- TASK DIRECTIONS
Give a verbatim quotation of every record.

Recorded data
>> begin

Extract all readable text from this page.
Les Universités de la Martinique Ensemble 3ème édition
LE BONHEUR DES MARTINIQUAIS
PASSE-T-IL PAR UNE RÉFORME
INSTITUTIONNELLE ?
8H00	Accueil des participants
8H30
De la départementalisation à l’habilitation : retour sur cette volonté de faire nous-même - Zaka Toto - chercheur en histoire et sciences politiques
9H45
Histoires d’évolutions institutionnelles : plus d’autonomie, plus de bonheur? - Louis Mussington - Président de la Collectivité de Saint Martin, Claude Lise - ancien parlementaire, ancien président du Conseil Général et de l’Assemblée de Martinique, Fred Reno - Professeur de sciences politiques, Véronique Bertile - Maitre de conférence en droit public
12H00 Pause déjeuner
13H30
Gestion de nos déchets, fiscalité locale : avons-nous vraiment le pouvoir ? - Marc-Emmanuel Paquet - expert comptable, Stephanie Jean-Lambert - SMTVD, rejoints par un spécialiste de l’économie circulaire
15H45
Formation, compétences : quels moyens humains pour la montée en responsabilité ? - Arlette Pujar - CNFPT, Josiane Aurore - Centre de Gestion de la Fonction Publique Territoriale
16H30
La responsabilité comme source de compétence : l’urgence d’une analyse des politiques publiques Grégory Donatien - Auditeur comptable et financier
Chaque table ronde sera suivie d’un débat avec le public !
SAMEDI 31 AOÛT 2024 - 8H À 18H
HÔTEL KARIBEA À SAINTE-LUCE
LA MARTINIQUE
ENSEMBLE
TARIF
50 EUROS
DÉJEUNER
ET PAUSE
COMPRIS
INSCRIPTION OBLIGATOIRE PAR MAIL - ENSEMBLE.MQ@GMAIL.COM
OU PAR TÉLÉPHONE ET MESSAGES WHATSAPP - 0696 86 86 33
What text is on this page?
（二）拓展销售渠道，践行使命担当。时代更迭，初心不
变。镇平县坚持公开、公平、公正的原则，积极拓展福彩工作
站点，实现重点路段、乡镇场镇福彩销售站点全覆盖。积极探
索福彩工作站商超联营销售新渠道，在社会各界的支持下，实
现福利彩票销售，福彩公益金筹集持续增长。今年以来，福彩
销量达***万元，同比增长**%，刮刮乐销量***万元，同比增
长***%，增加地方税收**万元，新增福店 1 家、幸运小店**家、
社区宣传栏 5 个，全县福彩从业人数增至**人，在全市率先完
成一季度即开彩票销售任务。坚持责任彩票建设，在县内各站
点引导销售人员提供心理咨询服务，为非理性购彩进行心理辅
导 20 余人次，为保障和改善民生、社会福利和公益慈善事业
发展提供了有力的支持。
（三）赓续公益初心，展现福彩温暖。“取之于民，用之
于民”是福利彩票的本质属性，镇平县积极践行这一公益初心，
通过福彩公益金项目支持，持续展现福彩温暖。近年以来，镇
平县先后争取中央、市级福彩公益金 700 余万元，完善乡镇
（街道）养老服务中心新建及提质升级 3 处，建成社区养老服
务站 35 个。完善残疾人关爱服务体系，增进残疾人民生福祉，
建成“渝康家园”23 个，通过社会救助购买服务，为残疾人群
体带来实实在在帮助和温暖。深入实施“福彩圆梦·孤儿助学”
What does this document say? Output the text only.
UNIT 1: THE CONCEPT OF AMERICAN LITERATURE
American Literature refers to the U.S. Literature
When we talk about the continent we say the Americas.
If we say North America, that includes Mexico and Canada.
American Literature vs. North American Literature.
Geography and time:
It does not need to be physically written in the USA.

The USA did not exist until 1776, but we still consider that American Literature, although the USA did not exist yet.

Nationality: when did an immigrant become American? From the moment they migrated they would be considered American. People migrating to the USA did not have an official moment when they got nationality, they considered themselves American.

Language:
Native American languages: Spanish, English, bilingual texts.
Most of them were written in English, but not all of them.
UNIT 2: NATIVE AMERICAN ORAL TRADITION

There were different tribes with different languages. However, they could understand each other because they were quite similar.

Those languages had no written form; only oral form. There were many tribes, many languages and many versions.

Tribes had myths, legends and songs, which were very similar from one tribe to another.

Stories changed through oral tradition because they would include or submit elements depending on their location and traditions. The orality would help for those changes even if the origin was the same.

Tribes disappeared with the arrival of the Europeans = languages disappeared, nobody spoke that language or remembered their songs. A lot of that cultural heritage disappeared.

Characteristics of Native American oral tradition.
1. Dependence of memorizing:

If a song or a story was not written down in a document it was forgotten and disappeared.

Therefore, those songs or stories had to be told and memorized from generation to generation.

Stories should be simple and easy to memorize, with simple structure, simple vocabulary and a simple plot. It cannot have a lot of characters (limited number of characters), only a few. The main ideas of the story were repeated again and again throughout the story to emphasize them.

>> end

- RESULT
Extract all readable text from this page.
Les Universités de la Martinique Ensemble 3ème édition
LE BONHEUR DES MARTINIQUAIS
PASSE-T-IL PAR UNE RÉFORME
INSTITUTIONNELLE ?
8H00	Accueil des participants
8H30
De la départementalisation à l’habilitation : retour sur cette volonté de faire nous-même - Zaka Toto - chercheur en histoire et sciences politiques
9H45
Histoires d’évolutions institutionnelles : plus d’autonomie, plus de bonheur? - Louis Mussington - Président de la Collectivité de Saint Martin, Claude Lise - ancien parlementaire, ancien président du Conseil Général et de l’Assemblée de Martinique, Fred Reno - Professeur de sciences politiques, Véronique Bertile - Maitre de conférence en droit public
12H00 Pause déjeuner
13H30
Gestion de nos déchets, fiscalité locale : avons-nous vraiment le pouvoir ? - Marc-Emmanuel Paquet - expert comptable, Stephanie Jean-Lambert - SMTVD, rejoints par un spécialiste de l’économie circulaire
15H45
Formation, compétences : quels moyens humains pour la montée en responsabilité ? - Arlette Pujar - CNFPT, Josiane Aurore - Centre de Gestion de la Fonction Publique Territoriale
16H30
La responsabilité comme source de compétence : l’urgence d’une analyse des politiques publiques Grégory Donatien - Auditeur comptable et financier
Chaque table ronde sera suivie d’un débat avec le public !
SAMEDI 31 AOÛT 2024 - 8H À 18H
HÔTEL KARIBEA À SAINTE-LUCE
LA MARTINIQUE
ENSEMBLE
TARIF
50 EUROS
DÉJEUNER
ET PAUSE
COMPRIS
INSCRIPTION OBLIGATOIRE PAR MAIL - ENSEMBLE.MQ@GMAIL.COM
OU PAR TÉLÉPHONE ET MESSAGES WHATSAPP - 0696 86 86 33
What text is on this page?
（二）拓展销售渠道，践行使命担当。时代更迭，初心不
变。镇平县坚持公开、公平、公正的原则，积极拓展福彩工作
站点，实现重点路段、乡镇场镇福彩销售站点全覆盖。积极探
索福彩工作站商超联营销售新渠道，在社会各界的支持下，实
现福利彩票销售，福彩公益金筹集持续增长。今年以来，福彩
销量达***万元，同比增长**%，刮刮乐销量***万元，同比增
长***%，增加地方税收**万元，新增福店 1 家、幸运小店**家、
社区宣传栏 5 个，全县福彩从业人数增至**人，在全市率先完
成一季度即开彩票销售任务。坚持责任彩票建设，在县内各站
点引导销售人员提供心理咨询服务，为非理性购彩进行心理辅
导 20 余人次，为保障和改善民生、社会福利和公益慈善事业
发展提供了有力的支持。
（三）赓续公益初心，展现福彩温暖。“取之于民，用之
于民”是福利彩票的本质属性，镇平县积极践行这一公益初心，
通过福彩公益金项目支持，持续展现福彩温暖。近年以来，镇
平县先后争取中央、市级福彩公益金 700 余万元，完善乡镇
（街道）养老服务中心新建及提质升级 3 处，建成社区养老服
务站 35 个。完善残疾人关爱服务体系，增进残疾人民生福祉，
建成“渝康家园”23 个，通过社会救助购买服务，为残疾人群
体带来实实在在帮助和温暖。深入实施“福彩圆梦·孤儿助学”
What does this document say? Output the text only.
UNIT 1: THE CONCEPT OF AMERICAN LITERATURE
American Literature refers to the U.S. Literature
When we talk about the continent we say the Americas.
If we say North America, that includes Mexico and Canada.
American Literature vs. North American Literature.
Geography and time:
It does not need to be physically written in the USA.

The USA did not exist until 1776, but we still consider that American Literature, although the USA did not exist yet.

Nationality: when did an immigrant become American? From the moment they migrated they would be considered American. People migrating to the USA did not have an official moment when they got nationality, they considered themselves American.

Language:
Native American languages: Spanish, English, bilingual texts.
Most of them were written in English, but not all of them.
UNIT 2: NATIVE AMERICAN ORAL TRADITION

There were different tribes with different languages. However, they could understand each other because they were quite similar.

Those languages had no written form; only oral form. There were many tribes, many languages and many versions.

Tribes had myths, legends and songs, which were very similar from one tribe to another.

Stories changed through oral tradition because they would include or submit elements depending on their location and traditions. The orality would help for those changes even if the origin was the same.

Tribes disappeared with the arrival of the Europeans = languages disappeared, nobody spoke that language or remembered their songs. A lot of that cultural heritage disappeared.

Characteristics of Native American oral tradition.
1. Dependence of memorizing:

If a song or a story was not written down in a document it was forgotten and disappeared.

Therefore, those songs or stories had to be told and memorized from generation to generation.

Stories should be simple and easy to memorize, with simple structure, simple vocabulary and a simple plot. It cannot have a lot of characters (limited number of characters), only a few. The main ideas of the story were repeated again and again throughout the story to emphasize them.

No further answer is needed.